Task to carry out:
Sort through the data and copy the lines holding the word "color".

[Figure contents as structured data]
☆ ☆ ☆
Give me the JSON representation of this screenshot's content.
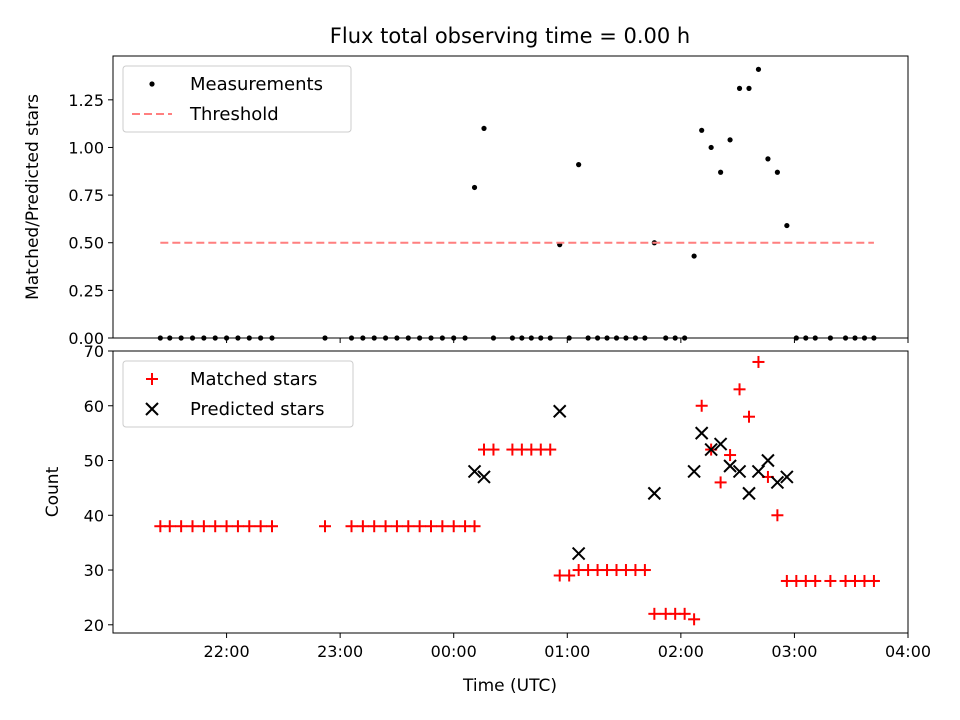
{
  "chart_data": [
    {
      "type": "scatter",
      "title": "Flux total observing time = 0.00 h",
      "xlabel": "",
      "ylabel": "Matched/Predicted stars",
      "ylim": [
        0,
        1.48
      ],
      "yticks": [
        0.0,
        0.25,
        0.5,
        0.75,
        1.0,
        1.25
      ],
      "ytick_labels": [
        "0.00",
        "0.25",
        "0.50",
        "0.75",
        "1.00",
        "1.25"
      ],
      "xlim_hours": [
        21.0,
        28.0
      ],
      "legend_position": "top-left",
      "grid": false,
      "series": [
        {
          "name": "Measurements",
          "marker": "dot",
          "color": "#000000",
          "points": [
            [
              "21:25",
              0
            ],
            [
              "21:30",
              0
            ],
            [
              "21:36",
              0
            ],
            [
              "21:42",
              0
            ],
            [
              "21:48",
              0
            ],
            [
              "21:54",
              0
            ],
            [
              "22:00",
              0
            ],
            [
              "22:06",
              0
            ],
            [
              "22:12",
              0
            ],
            [
              "22:18",
              0
            ],
            [
              "22:24",
              0
            ],
            [
              "22:52",
              0
            ],
            [
              "23:06",
              0
            ],
            [
              "23:12",
              0
            ],
            [
              "23:18",
              0
            ],
            [
              "23:24",
              0
            ],
            [
              "23:30",
              0
            ],
            [
              "23:36",
              0
            ],
            [
              "23:42",
              0
            ],
            [
              "23:48",
              0
            ],
            [
              "23:54",
              0
            ],
            [
              "00:00",
              0
            ],
            [
              "00:06",
              0
            ],
            [
              "00:11",
              0.79
            ],
            [
              "00:16",
              1.1
            ],
            [
              "00:21",
              0
            ],
            [
              "00:31",
              0
            ],
            [
              "00:36",
              0
            ],
            [
              "00:41",
              0
            ],
            [
              "00:46",
              0
            ],
            [
              "00:51",
              0
            ],
            [
              "00:56",
              0.49
            ],
            [
              "01:01",
              0
            ],
            [
              "01:06",
              0.91
            ],
            [
              "01:11",
              0
            ],
            [
              "01:16",
              0
            ],
            [
              "01:21",
              0
            ],
            [
              "01:26",
              0
            ],
            [
              "01:31",
              0
            ],
            [
              "01:36",
              0
            ],
            [
              "01:41",
              0
            ],
            [
              "01:46",
              0.5
            ],
            [
              "01:52",
              0
            ],
            [
              "01:57",
              0
            ],
            [
              "02:02",
              0
            ],
            [
              "02:07",
              0.43
            ],
            [
              "02:11",
              1.09
            ],
            [
              "02:16",
              1.0
            ],
            [
              "02:21",
              0.87
            ],
            [
              "02:26",
              1.04
            ],
            [
              "02:31",
              1.31
            ],
            [
              "02:36",
              1.31
            ],
            [
              "02:41",
              1.41
            ],
            [
              "02:46",
              0.94
            ],
            [
              "02:51",
              0.87
            ],
            [
              "02:56",
              0.59
            ],
            [
              "03:01",
              0
            ],
            [
              "03:06",
              0
            ],
            [
              "03:11",
              0
            ],
            [
              "03:19",
              0
            ],
            [
              "03:27",
              0
            ],
            [
              "03:32",
              0
            ],
            [
              "03:37",
              0
            ],
            [
              "03:42",
              0
            ]
          ]
        },
        {
          "name": "Threshold",
          "marker": "dashed-line",
          "color": "#ff7f7f",
          "points": [
            [
              "21:25",
              0.5
            ],
            [
              "03:42",
              0.5
            ]
          ]
        }
      ]
    },
    {
      "type": "scatter",
      "title": "",
      "xlabel": "Time (UTC)",
      "ylabel": "Count",
      "ylim": [
        18.5,
        70
      ],
      "yticks": [
        20,
        30,
        40,
        50,
        60,
        70
      ],
      "ytick_labels": [
        "20",
        "30",
        "40",
        "50",
        "60",
        "70"
      ],
      "xlim_hours": [
        21.0,
        28.0
      ],
      "xticks_hours": [
        22,
        23,
        24,
        25,
        26,
        27,
        28
      ],
      "xtick_labels": [
        "22:00",
        "23:00",
        "00:00",
        "01:00",
        "02:00",
        "03:00",
        "04:00"
      ],
      "legend_position": "top-left",
      "grid": false,
      "series": [
        {
          "name": "Matched stars",
          "marker": "plus",
          "color": "#ff0000",
          "points": [
            [
              "21:25",
              38
            ],
            [
              "21:30",
              38
            ],
            [
              "21:36",
              38
            ],
            [
              "21:42",
              38
            ],
            [
              "21:48",
              38
            ],
            [
              "21:54",
              38
            ],
            [
              "22:00",
              38
            ],
            [
              "22:06",
              38
            ],
            [
              "22:12",
              38
            ],
            [
              "22:18",
              38
            ],
            [
              "22:24",
              38
            ],
            [
              "22:52",
              38
            ],
            [
              "23:06",
              38
            ],
            [
              "23:12",
              38
            ],
            [
              "23:18",
              38
            ],
            [
              "23:24",
              38
            ],
            [
              "23:30",
              38
            ],
            [
              "23:36",
              38
            ],
            [
              "23:42",
              38
            ],
            [
              "23:48",
              38
            ],
            [
              "23:54",
              38
            ],
            [
              "00:00",
              38
            ],
            [
              "00:06",
              38
            ],
            [
              "00:11",
              38
            ],
            [
              "00:16",
              52
            ],
            [
              "00:21",
              52
            ],
            [
              "00:31",
              52
            ],
            [
              "00:36",
              52
            ],
            [
              "00:41",
              52
            ],
            [
              "00:46",
              52
            ],
            [
              "00:51",
              52
            ],
            [
              "00:56",
              29
            ],
            [
              "01:01",
              29
            ],
            [
              "01:06",
              30
            ],
            [
              "01:11",
              30
            ],
            [
              "01:16",
              30
            ],
            [
              "01:21",
              30
            ],
            [
              "01:26",
              30
            ],
            [
              "01:31",
              30
            ],
            [
              "01:36",
              30
            ],
            [
              "01:41",
              30
            ],
            [
              "01:46",
              22
            ],
            [
              "01:52",
              22
            ],
            [
              "01:57",
              22
            ],
            [
              "02:02",
              22
            ],
            [
              "02:07",
              21
            ],
            [
              "02:11",
              60
            ],
            [
              "02:16",
              52
            ],
            [
              "02:21",
              46
            ],
            [
              "02:26",
              51
            ],
            [
              "02:31",
              63
            ],
            [
              "02:36",
              58
            ],
            [
              "02:41",
              68
            ],
            [
              "02:46",
              47
            ],
            [
              "02:51",
              40
            ],
            [
              "02:56",
              28
            ],
            [
              "03:01",
              28
            ],
            [
              "03:06",
              28
            ],
            [
              "03:11",
              28
            ],
            [
              "03:19",
              28
            ],
            [
              "03:27",
              28
            ],
            [
              "03:32",
              28
            ],
            [
              "03:37",
              28
            ],
            [
              "03:42",
              28
            ]
          ]
        },
        {
          "name": "Predicted stars",
          "marker": "x",
          "color": "#000000",
          "points": [
            [
              "00:11",
              48
            ],
            [
              "00:16",
              47
            ],
            [
              "00:56",
              59
            ],
            [
              "01:06",
              33
            ],
            [
              "01:46",
              44
            ],
            [
              "02:07",
              48
            ],
            [
              "02:11",
              55
            ],
            [
              "02:16",
              52
            ],
            [
              "02:21",
              53
            ],
            [
              "02:26",
              49
            ],
            [
              "02:31",
              48
            ],
            [
              "02:36",
              44
            ],
            [
              "02:41",
              48
            ],
            [
              "02:46",
              50
            ],
            [
              "02:51",
              46
            ],
            [
              "02:56",
              47
            ]
          ]
        }
      ]
    }
  ]
}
☆ ☆ ☆
Solution for this task:
          "color": "#000000",
          "color": "#ff7f7f",
          "color": "#ff0000",
          "color": "#000000",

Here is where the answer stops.